**What you should do**. Write out each record again exactly as it stands.

━━ Data for processing

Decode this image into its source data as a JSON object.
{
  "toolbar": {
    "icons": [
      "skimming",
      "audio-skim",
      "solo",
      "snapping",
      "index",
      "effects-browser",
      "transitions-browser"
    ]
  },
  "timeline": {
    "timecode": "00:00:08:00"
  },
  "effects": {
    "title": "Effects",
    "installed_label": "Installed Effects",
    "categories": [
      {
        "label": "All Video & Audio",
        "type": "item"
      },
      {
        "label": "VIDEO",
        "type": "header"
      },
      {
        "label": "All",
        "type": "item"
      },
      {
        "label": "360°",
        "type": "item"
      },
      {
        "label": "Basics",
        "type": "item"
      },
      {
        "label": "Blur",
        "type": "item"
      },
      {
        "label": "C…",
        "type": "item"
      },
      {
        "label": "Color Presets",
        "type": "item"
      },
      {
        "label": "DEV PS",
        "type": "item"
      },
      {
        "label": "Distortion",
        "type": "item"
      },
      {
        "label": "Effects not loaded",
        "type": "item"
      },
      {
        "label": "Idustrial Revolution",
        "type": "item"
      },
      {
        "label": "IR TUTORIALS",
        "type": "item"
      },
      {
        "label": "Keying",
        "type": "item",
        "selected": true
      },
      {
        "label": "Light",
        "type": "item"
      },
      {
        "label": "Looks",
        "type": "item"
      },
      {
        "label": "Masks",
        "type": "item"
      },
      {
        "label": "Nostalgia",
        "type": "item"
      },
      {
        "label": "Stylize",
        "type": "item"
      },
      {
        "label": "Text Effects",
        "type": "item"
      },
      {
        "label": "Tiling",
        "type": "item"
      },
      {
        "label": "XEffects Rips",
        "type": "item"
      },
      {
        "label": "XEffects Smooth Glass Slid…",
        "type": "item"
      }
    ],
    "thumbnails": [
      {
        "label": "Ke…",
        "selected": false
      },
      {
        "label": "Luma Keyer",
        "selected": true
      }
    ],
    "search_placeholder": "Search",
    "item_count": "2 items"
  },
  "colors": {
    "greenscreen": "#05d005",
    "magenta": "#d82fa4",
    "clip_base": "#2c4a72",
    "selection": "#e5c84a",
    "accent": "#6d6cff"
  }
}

━━━━

**Task solution**.
Decode this image into its source data as a JSON object.
{
  "toolbar": {
    "icons": [
      "skimming",
      "audio-skim",
      "solo",
      "snapping",
      "index",
      "effects-browser",
      "transitions-browser"
    ]
  },
  "timeline": {
    "timecode": "00:00:08:00"
  },
  "effects": {
    "title": "Effects",
    "installed_label": "Installed Effects",
    "categories": [
      {
        "label": "All Video & Audio",
        "type": "item"
      },
      {
        "label": "VIDEO",
        "type": "header"
      },
      {
        "label": "All",
        "type": "item"
      },
      {
        "label": "360°",
        "type": "item"
      },
      {
        "label": "Basics",
        "type": "item"
      },
      {
        "label": "Blur",
        "type": "item"
      },
      {
        "label": "C…",
        "type": "item"
      },
      {
        "label": "Color Presets",
        "type": "item"
      },
      {
        "label": "DEV PS",
        "type": "item"
      },
      {
        "label": "Distortion",
        "type": "item"
      },
      {
        "label": "Effects not loaded",
        "type": "item"
      },
      {
        "label": "Idustrial Revolution",
        "type": "item"
      },
      {
        "label": "IR TUTORIALS",
        "type": "item"
      },
      {
        "label": "Keying",
        "type": "item",
        "selected": true
      },
      {
        "label": "Light",
        "type": "item"
      },
      {
        "label": "Looks",
        "type": "item"
      },
      {
        "label": "Masks",
        "type": "item"
      },
      {
        "label": "Nostalgia",
        "type": "item"
      },
      {
        "label": "Stylize",
        "type": "item"
      },
      {
        "label": "Text Effects",
        "type": "item"
      },
      {
        "label": "Tiling",
        "type": "item"
      },
      {
        "label": "XEffects Rips",
        "type": "item"
      },
      {
        "label": "XEffects Smooth Glass Slid…",
        "type": "item"
      }
    ],
    "thumbnails": [
      {
        "label": "Ke…",
        "selected": false
      },
      {
        "label": "Luma Keyer",
        "selected": true
      }
    ],
    "search_placeholder": "Search",
    "item_count": "2 items"
  },
  "colors": {
    "greenscreen": "#05d005",
    "magenta": "#d82fa4",
    "clip_base": "#2c4a72",
    "selection": "#e5c84a",
    "accent": "#6d6cff"
  }
}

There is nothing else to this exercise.